━━ EXERCISE MATERIALS

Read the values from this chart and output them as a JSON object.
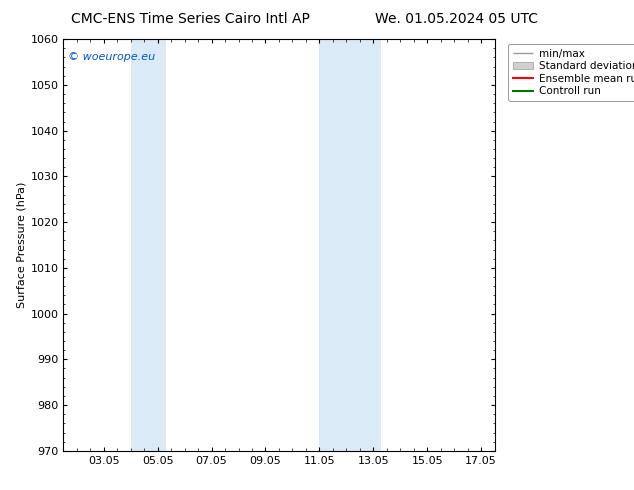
{
  "title_left": "CMC-ENS Time Series Cairo Intl AP",
  "title_right": "We. 01.05.2024 05 UTC",
  "ylabel": "Surface Pressure (hPa)",
  "ylim": [
    970,
    1060
  ],
  "yticks": [
    970,
    980,
    990,
    1000,
    1010,
    1020,
    1030,
    1040,
    1050,
    1060
  ],
  "xtick_labels": [
    "03.05",
    "05.05",
    "07.05",
    "09.05",
    "11.05",
    "13.05",
    "15.05",
    "17.05"
  ],
  "xtick_positions": [
    1,
    3,
    5,
    7,
    9,
    11,
    13,
    15
  ],
  "xlim": [
    -0.5,
    15.5
  ],
  "shaded_regions": [
    {
      "x_start": 2.0,
      "x_end": 3.3,
      "color": "#daeaf7"
    },
    {
      "x_start": 9.0,
      "x_end": 11.3,
      "color": "#daeaf7"
    }
  ],
  "watermark": "© woeurope.eu",
  "watermark_color": "#0055cc",
  "background_color": "#ffffff",
  "spine_color": "#000000",
  "legend_entries": [
    {
      "label": "min/max",
      "color": "#aaaaaa",
      "style": "minmax"
    },
    {
      "label": "Standard deviation",
      "color": "#cccccc",
      "style": "std"
    },
    {
      "label": "Ensemble mean run",
      "color": "#ff0000",
      "style": "line"
    },
    {
      "label": "Controll run",
      "color": "#007700",
      "style": "line"
    }
  ],
  "title_fontsize": 10,
  "axis_label_fontsize": 8,
  "tick_fontsize": 8,
  "legend_fontsize": 7.5,
  "watermark_fontsize": 8
}
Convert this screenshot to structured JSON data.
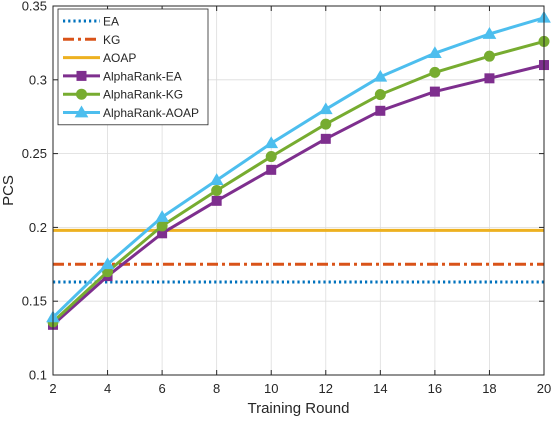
{
  "chart_data": {
    "type": "line",
    "xlabel": "Training Round",
    "ylabel": "PCS",
    "xlim": [
      2,
      20
    ],
    "ylim": [
      0.1,
      0.35
    ],
    "xticks": [
      "2",
      "4",
      "6",
      "8",
      "10",
      "12",
      "14",
      "16",
      "18",
      "20"
    ],
    "yticks": [
      "0.1",
      "0.15",
      "0.2",
      "0.25",
      "0.3",
      "0.35"
    ],
    "grid": true,
    "legend_position": "top-left",
    "x": [
      2,
      4,
      6,
      8,
      10,
      12,
      14,
      16,
      18,
      20
    ],
    "series": [
      {
        "name": "EA",
        "style": "dotted",
        "color": "#0072BD",
        "values": [
          0.163,
          0.163,
          0.163,
          0.163,
          0.163,
          0.163,
          0.163,
          0.163,
          0.163,
          0.163
        ]
      },
      {
        "name": "KG",
        "style": "dashdot",
        "color": "#D95319",
        "values": [
          0.175,
          0.175,
          0.175,
          0.175,
          0.175,
          0.175,
          0.175,
          0.175,
          0.175,
          0.175
        ]
      },
      {
        "name": "AOAP",
        "style": "solid",
        "color": "#EDB120",
        "values": [
          0.198,
          0.198,
          0.198,
          0.198,
          0.198,
          0.198,
          0.198,
          0.198,
          0.198,
          0.198
        ]
      },
      {
        "name": "AlphaRank-EA",
        "style": "solid",
        "marker": "square",
        "color": "#7E2F8E",
        "values": [
          0.134,
          0.167,
          0.196,
          0.218,
          0.239,
          0.26,
          0.279,
          0.292,
          0.301,
          0.31
        ]
      },
      {
        "name": "AlphaRank-KG",
        "style": "solid",
        "marker": "circle",
        "color": "#77AC30",
        "values": [
          0.136,
          0.17,
          0.201,
          0.225,
          0.248,
          0.27,
          0.29,
          0.305,
          0.316,
          0.326
        ]
      },
      {
        "name": "AlphaRank-AOAP",
        "style": "solid",
        "marker": "triangle",
        "color": "#4DBEEE",
        "values": [
          0.139,
          0.175,
          0.207,
          0.232,
          0.257,
          0.28,
          0.302,
          0.318,
          0.331,
          0.342
        ]
      }
    ]
  }
}
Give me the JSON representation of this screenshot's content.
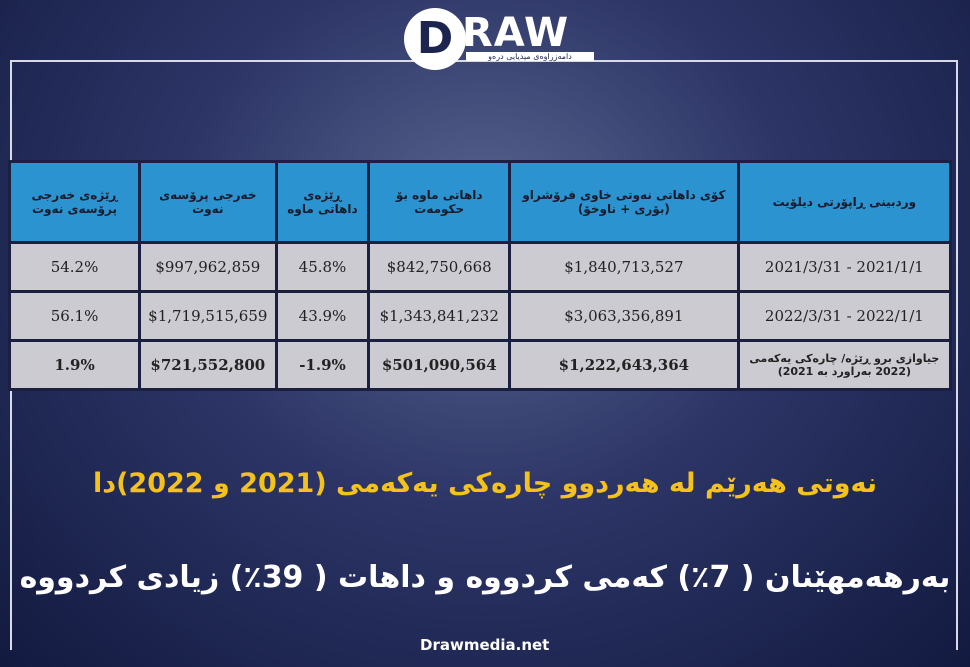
{
  "logo": {
    "letter": "D",
    "text": "RAW",
    "tagline": "دامەزراوەی میدیایی درەو"
  },
  "table": {
    "header": [
      "وردبینی ڕاپۆرتی دیلۆیت",
      "کۆی داهاتی نەوتی خاوی فرۆشراو (بۆری + ناوخۆ)",
      "داهاتی ماوە بۆ حکومەت",
      "ڕێژەی داهاتی ماوە",
      "خەرجی پرۆسەی نەوت",
      "ڕێژەی خەرجی پرۆسەی نەوت"
    ],
    "rows": [
      [
        "2021/3/31 - 2021/1/1",
        "$1,840,713,527",
        "$842,750,668",
        "45.8%",
        "$997,962,859",
        "54.2%"
      ],
      [
        "2022/3/31 - 2022/1/1",
        "$3,063,356,891",
        "$1,343,841,232",
        "43.9%",
        "$1,719,515,659",
        "56.1%"
      ],
      [
        "جیاوازی برو ڕێژە/ چارەکی یەکەمی (2022 بەراورد بە 2021)",
        "$1,222,643,364",
        "$501,090,564",
        "-1.9%",
        "$721,552,800",
        "1.9%"
      ]
    ]
  },
  "headline": "نەوتی هەرێم لە هەردوو چارەکی یەکەمی (2021 و 2022)دا",
  "subheadline": "بەرهەمهێنان ( 7٪) کەمی کردووە و داهات ( 39٪) زیادی کردووە",
  "footer": "Drawmedia.net"
}
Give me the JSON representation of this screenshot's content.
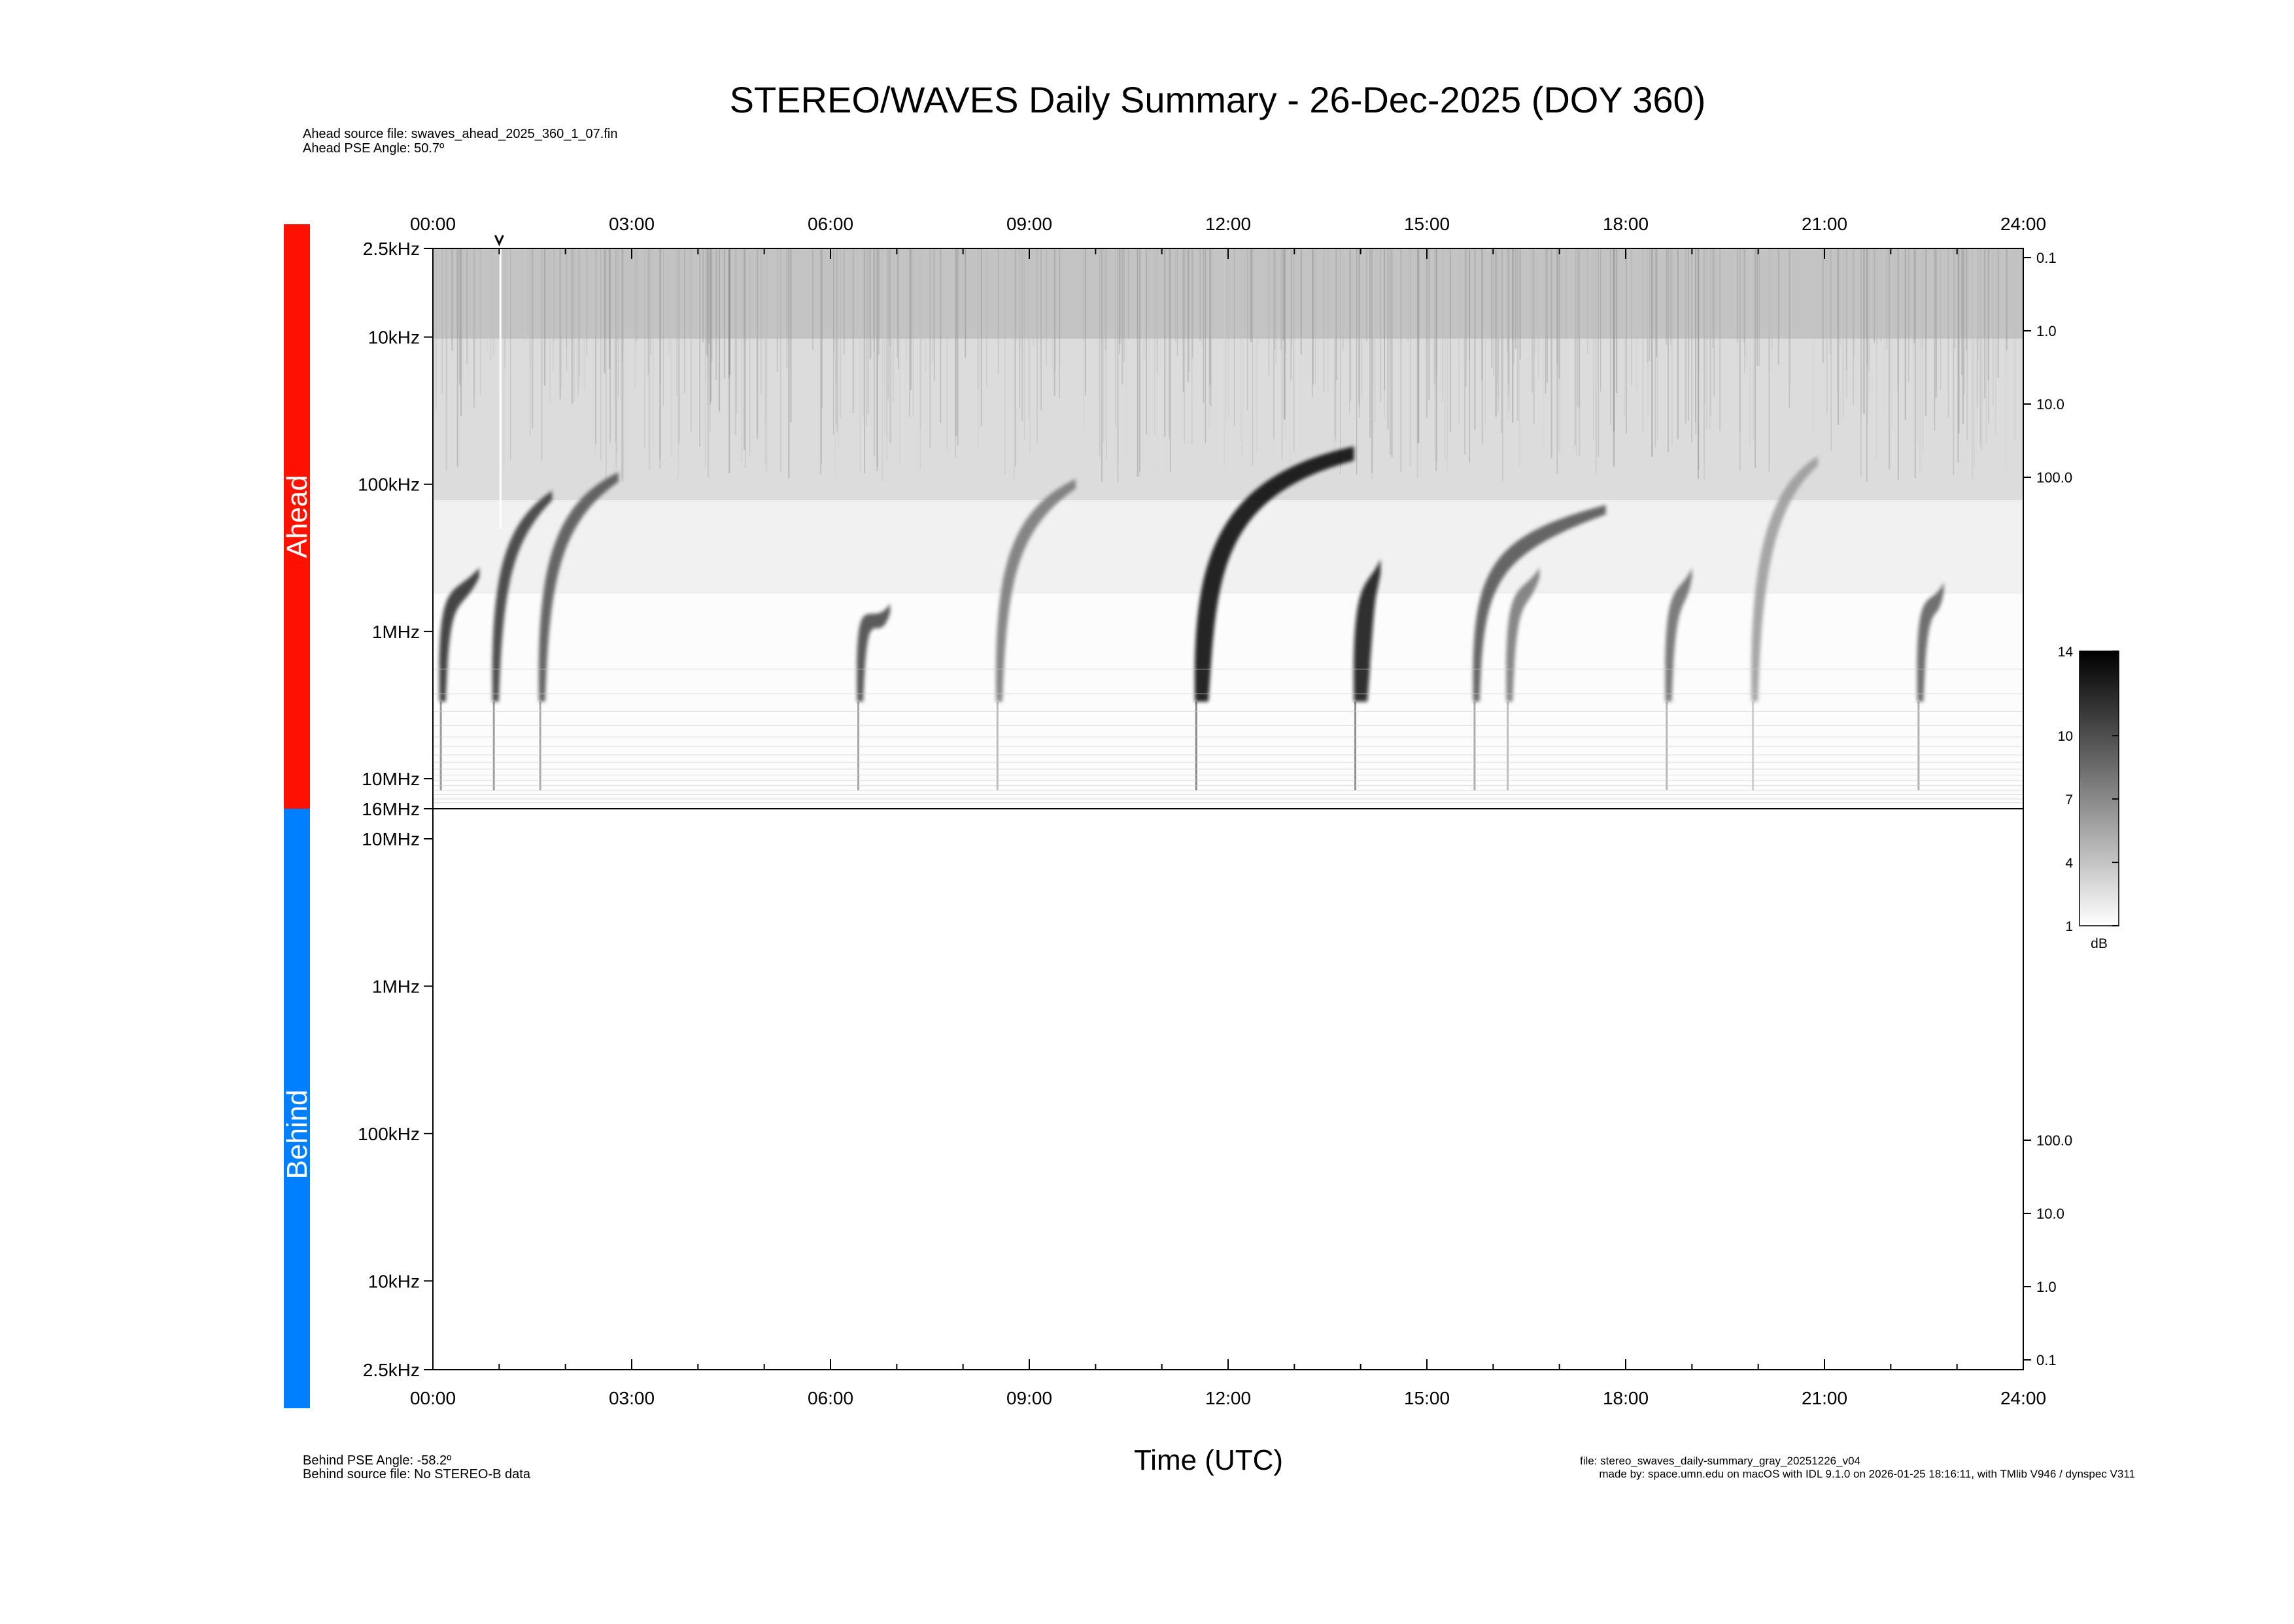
{
  "title": "STEREO/WAVES Daily Summary - 26-Dec-2025 (DOY 360)",
  "header": {
    "ahead_source": "Ahead source file: swaves_ahead_2025_360_1_07.fin",
    "ahead_pse": "Ahead PSE Angle:   50.7º"
  },
  "footer": {
    "behind_pse": "Behind PSE Angle:  -58.2º",
    "behind_source": "Behind source file: No STEREO-B data",
    "xlabel": "Time (UTC)",
    "file_line": "file: stereo_swaves_daily-summary_gray_20251226_v04",
    "made_by": "made by: space.umn.edu on macOS with IDL 9.1.0 on 2026-01-25 18:16:11, with TMlib V946 / dynspec V311"
  },
  "panels": {
    "ahead_label": "Ahead",
    "behind_label": "Behind",
    "ahead_color": "#ff1100",
    "behind_color": "#0080ff"
  },
  "colorbar": {
    "ticks": [
      "14",
      "10",
      "7",
      "4",
      "1"
    ],
    "unit": "dB"
  },
  "chart_data": {
    "type": "heatmap",
    "title": "STEREO/WAVES Daily Summary - 26-Dec-2025 (DOY 360)",
    "xlabel": "Time (UTC)",
    "x_ticks": [
      "00:00",
      "03:00",
      "06:00",
      "09:00",
      "12:00",
      "15:00",
      "18:00",
      "21:00",
      "24:00"
    ],
    "x_range_hours": [
      0,
      24
    ],
    "marker_hour": 1.0,
    "ahead": {
      "y_ticks": [
        {
          "label": "2.5kHz",
          "freq_khz": 2.5
        },
        {
          "label": "10kHz",
          "freq_khz": 10
        },
        {
          "label": "100kHz",
          "freq_khz": 100
        },
        {
          "label": "1MHz",
          "freq_khz": 1000
        },
        {
          "label": "10MHz",
          "freq_khz": 10000
        },
        {
          "label": "16MHz",
          "freq_khz": 16000
        }
      ],
      "right_ticks": [
        "0.1",
        "1.0",
        "10.0",
        "100.0"
      ]
    },
    "behind": {
      "y_ticks": [
        {
          "label": "10MHz",
          "freq_khz": 10000
        },
        {
          "label": "1MHz",
          "freq_khz": 1000
        },
        {
          "label": "100kHz",
          "freq_khz": 100
        },
        {
          "label": "10kHz",
          "freq_khz": 10
        },
        {
          "label": "2.5kHz",
          "freq_khz": 2.5
        }
      ],
      "right_ticks": [
        "100.0",
        "10.0",
        "1.0",
        "0.1"
      ],
      "data": "none"
    },
    "colorbar_range_db": [
      1,
      14
    ],
    "bursts": [
      {
        "t_hours": 0.1,
        "intensity": 0.85,
        "turn_freq_khz": 400,
        "drift_hours": 0.6
      },
      {
        "t_hours": 0.9,
        "intensity": 0.8,
        "turn_freq_khz": 120,
        "drift_hours": 0.9
      },
      {
        "t_hours": 1.6,
        "intensity": 0.7,
        "turn_freq_khz": 90,
        "drift_hours": 1.2
      },
      {
        "t_hours": 6.4,
        "intensity": 0.75,
        "turn_freq_khz": 700,
        "drift_hours": 0.5
      },
      {
        "t_hours": 8.5,
        "intensity": 0.55,
        "turn_freq_khz": 100,
        "drift_hours": 1.2
      },
      {
        "t_hours": 11.5,
        "intensity": 1.0,
        "turn_freq_khz": 60,
        "drift_hours": 2.4
      },
      {
        "t_hours": 13.9,
        "intensity": 0.95,
        "turn_freq_khz": 350,
        "drift_hours": 0.4
      },
      {
        "t_hours": 15.7,
        "intensity": 0.7,
        "turn_freq_khz": 150,
        "drift_hours": 2.0
      },
      {
        "t_hours": 16.2,
        "intensity": 0.55,
        "turn_freq_khz": 400,
        "drift_hours": 0.5
      },
      {
        "t_hours": 18.6,
        "intensity": 0.6,
        "turn_freq_khz": 400,
        "drift_hours": 0.4
      },
      {
        "t_hours": 19.9,
        "intensity": 0.4,
        "turn_freq_khz": 70,
        "drift_hours": 1.0
      },
      {
        "t_hours": 22.4,
        "intensity": 0.65,
        "turn_freq_khz": 500,
        "drift_hours": 0.4
      }
    ]
  }
}
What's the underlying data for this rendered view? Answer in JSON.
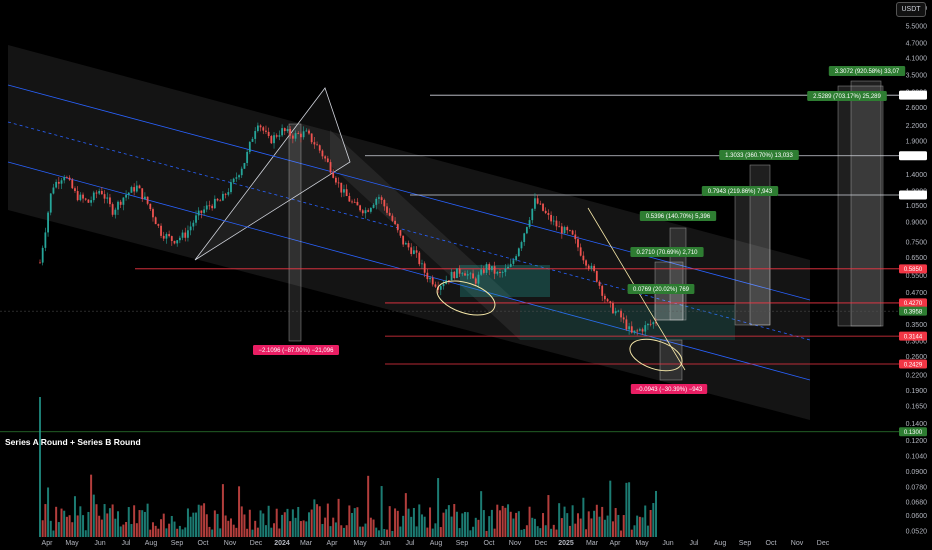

━━━━

EXERCISE: Locate all lines holding the word "file", then copy them out.

RESPONSE TO THIS EXERCISE:
    "ahead_source": "Ahead source file: swaves_ahead_2025_360_1_07.fin",
    "behind_source": "Behind source file: No STEREO-B data",
    "file_line": "file: stereo_swaves_daily-summary_gray_20251226_v04",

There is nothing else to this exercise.